### Tarefa breve
Transcreva sem alterações a parte do texto sobre a arquitetura eclética em João Pessoa que começa pelas palavras que contêm "Casarão dos Azulejos" e termina em "de ser funcionais.".

### Trecho da página
►
Atual sede da Prefeitura de João Pessoa
A estética dualista, de respeito ao passado e de busca pelo novo marcou o início do ecletismo. João Pessoa possui exemplares importantes e imponentes desse estilo arquitetônico.
Ainda sob a poeira da revolução industrial, em meados do século XIX, o mundo, a sociedade e a arte chamados contemporâneos viviam o paradoxo entre manter suas tradições ou romper com um modo de vida, conduta e estética quase dogmáticos. A inquietação do período, seja no interior das famílias burguesas ou nas galerias das cidades cada vez mais povoadas, revelou na arquitetura da época uma estética dualista, entre o respeito ao passado e a busca pelo novo. Era o início do chamado ecletismo.
Casarão dos Azulejos
[...] a arquitetura eclética traz na mistura de materiais e na satisfação de necessidades da burguesia algumas de suas características. Isso porque, além de uma tendência nacionalista, a partir de meados do século XIX os edifícios e a disposição das cidades em geral passaram a ser fortemente influenciadas pela higiene e pelo sanitarismo. Das cores das paredes à instalação de janelas para passagem do vento ou entrada de luz, os edifícios erguidos sob a égide do ecletismo bebiam em várias fontes estéticas para compor a própria forma, mas também tinham o dever de ser funcionais.
Por isso os recuos em todos os lados, em caso de residências, e um bom número de janelas e jardins são algumas das características físicas desse período, que no Brasil estendeu-se até aproximadamente a década de 30 do século XX. Segundo Maria Helena Azevedo, professora de Arquitetura do Unipê e coordenadora da pesquisa Imagem, memória e cidade: o Acervo Fotográfico Humberto Nóbrega, outras característica do ecletismo devem ser ressaltadas. “Na arquitetura residencial podemos citar o uso de mureta com gradil e portão de ferro, jardins nas áreas resultantes dos afastamentos, entrada principal muitas vezes situada na lateral da edificação, abrindo-se para um terraço coberto, uso de colunas em ferro fundido para sustentar a coberta das varandas, fachada trabalhada com ornamentação, uso de elementos como arcos ogivais, arcos góticos ou colunas coríntias. Nos edifícios comerciais é comum encontrarmos cúpulas – como a da Academia do Comercio Epitácio Pessoa”.
◄
### Dados fornecidos
►
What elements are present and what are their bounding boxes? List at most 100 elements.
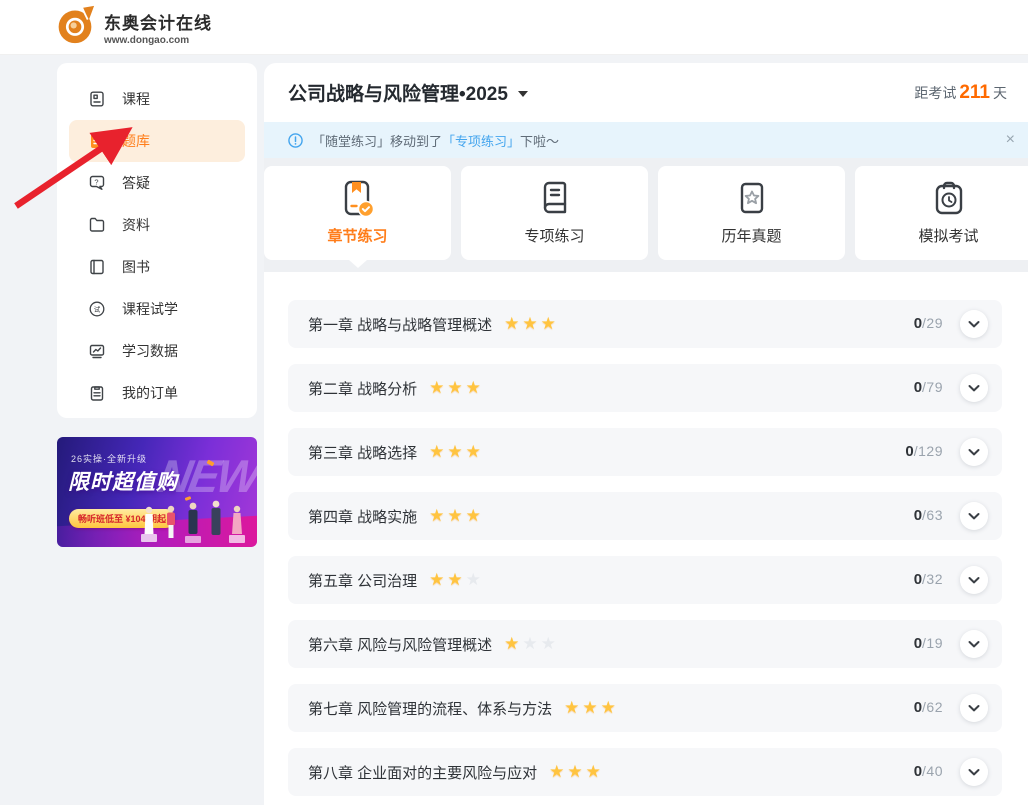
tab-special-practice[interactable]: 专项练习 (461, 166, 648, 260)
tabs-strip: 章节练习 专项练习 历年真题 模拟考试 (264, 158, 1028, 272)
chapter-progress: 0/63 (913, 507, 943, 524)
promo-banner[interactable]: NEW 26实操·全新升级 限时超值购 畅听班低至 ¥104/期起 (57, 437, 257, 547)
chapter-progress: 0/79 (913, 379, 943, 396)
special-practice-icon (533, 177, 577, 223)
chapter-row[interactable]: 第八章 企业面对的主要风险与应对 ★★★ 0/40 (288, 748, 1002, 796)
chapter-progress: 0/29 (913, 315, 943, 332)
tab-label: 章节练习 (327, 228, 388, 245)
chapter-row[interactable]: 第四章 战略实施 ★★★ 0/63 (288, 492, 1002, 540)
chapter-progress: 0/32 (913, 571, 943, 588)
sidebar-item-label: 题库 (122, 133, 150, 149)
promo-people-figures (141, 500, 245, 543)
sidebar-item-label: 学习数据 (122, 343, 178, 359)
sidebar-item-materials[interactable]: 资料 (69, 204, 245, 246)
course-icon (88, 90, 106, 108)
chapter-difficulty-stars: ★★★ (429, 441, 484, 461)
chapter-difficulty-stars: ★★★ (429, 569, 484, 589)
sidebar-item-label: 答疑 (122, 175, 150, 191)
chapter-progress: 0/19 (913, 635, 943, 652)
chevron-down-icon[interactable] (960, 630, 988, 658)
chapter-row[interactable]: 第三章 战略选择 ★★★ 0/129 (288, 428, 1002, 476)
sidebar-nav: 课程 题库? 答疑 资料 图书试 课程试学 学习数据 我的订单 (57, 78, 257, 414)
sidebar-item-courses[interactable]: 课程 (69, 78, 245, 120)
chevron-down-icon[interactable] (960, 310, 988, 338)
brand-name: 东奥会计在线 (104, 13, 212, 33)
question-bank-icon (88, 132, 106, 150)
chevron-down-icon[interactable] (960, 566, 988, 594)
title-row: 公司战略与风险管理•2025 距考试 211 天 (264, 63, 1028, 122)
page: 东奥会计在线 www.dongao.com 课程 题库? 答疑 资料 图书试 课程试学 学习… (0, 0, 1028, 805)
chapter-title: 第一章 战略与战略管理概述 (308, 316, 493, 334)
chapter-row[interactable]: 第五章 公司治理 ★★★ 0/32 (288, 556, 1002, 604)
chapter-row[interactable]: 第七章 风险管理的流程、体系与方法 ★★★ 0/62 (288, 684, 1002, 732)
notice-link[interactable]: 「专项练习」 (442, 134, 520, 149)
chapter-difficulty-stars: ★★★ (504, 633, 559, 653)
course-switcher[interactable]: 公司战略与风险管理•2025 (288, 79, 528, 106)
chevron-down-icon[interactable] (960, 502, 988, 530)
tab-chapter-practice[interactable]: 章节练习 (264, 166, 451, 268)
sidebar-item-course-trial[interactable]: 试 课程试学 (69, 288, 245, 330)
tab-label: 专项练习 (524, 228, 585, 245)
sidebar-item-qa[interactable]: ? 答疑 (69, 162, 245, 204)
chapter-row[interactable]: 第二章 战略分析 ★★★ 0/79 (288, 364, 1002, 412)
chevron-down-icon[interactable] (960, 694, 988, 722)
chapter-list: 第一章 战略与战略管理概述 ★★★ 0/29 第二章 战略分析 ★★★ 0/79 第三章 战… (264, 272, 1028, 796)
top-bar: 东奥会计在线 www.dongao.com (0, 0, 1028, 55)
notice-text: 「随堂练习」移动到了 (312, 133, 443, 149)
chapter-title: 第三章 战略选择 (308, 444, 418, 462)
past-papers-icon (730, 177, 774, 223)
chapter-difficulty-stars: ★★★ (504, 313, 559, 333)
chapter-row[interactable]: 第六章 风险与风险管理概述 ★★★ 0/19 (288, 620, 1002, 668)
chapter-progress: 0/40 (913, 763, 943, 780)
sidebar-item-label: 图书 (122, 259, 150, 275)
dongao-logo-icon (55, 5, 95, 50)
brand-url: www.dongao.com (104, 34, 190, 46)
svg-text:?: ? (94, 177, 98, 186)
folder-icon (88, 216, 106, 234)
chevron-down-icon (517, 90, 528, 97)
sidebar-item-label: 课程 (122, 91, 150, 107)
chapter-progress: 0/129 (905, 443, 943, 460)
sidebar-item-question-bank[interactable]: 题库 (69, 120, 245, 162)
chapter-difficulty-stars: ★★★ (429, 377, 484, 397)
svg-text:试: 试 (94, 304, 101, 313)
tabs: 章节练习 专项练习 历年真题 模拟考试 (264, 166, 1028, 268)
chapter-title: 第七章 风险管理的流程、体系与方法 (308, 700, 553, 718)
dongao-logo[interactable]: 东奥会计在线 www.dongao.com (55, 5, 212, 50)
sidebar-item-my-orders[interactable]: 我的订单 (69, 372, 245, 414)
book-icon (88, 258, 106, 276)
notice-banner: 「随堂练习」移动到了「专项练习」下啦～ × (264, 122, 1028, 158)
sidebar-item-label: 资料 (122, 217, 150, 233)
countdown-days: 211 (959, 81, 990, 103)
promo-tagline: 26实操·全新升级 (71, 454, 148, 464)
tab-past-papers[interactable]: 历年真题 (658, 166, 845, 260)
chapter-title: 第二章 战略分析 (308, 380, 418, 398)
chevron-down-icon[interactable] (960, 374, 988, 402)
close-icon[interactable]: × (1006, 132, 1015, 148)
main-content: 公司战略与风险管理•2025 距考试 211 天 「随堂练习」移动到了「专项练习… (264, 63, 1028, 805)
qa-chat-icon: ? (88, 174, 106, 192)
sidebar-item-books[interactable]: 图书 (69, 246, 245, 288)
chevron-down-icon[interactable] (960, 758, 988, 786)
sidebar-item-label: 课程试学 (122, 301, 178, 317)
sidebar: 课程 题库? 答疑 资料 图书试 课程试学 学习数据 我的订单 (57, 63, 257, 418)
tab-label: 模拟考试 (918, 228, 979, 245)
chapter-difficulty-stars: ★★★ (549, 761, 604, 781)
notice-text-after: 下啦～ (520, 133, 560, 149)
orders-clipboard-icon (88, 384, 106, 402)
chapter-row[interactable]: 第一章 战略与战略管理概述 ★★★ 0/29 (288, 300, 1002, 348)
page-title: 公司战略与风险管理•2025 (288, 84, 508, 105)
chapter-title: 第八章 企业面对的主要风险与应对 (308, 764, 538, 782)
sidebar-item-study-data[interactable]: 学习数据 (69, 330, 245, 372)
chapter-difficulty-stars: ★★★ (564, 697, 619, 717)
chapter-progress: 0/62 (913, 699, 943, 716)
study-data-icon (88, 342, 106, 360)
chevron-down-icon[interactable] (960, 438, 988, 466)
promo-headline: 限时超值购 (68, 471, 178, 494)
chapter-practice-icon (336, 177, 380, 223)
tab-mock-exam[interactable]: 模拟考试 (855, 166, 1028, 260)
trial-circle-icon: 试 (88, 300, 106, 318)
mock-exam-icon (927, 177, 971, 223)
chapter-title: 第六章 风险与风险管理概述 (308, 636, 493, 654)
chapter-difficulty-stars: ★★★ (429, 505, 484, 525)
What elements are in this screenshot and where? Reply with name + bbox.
◄
### Resultado esperado
Casarão dos Azulejos
[...] a arquitetura eclética traz na mistura de materiais e na satisfação de necessidades da burguesia algumas de suas características. Isso porque, além de uma tendência nacionalista, a partir de meados do século XIX os edifícios e a disposição das cidades em geral passaram a ser fortemente influenciadas pela higiene e pelo sanitarismo. Das cores das paredes à instalação de janelas para passagem do vento ou entrada de luz, os edifícios erguidos sob a égide do ecletismo bebiam em várias fontes estéticas para compor a própria forma, mas também tinham o dever de ser funcionais.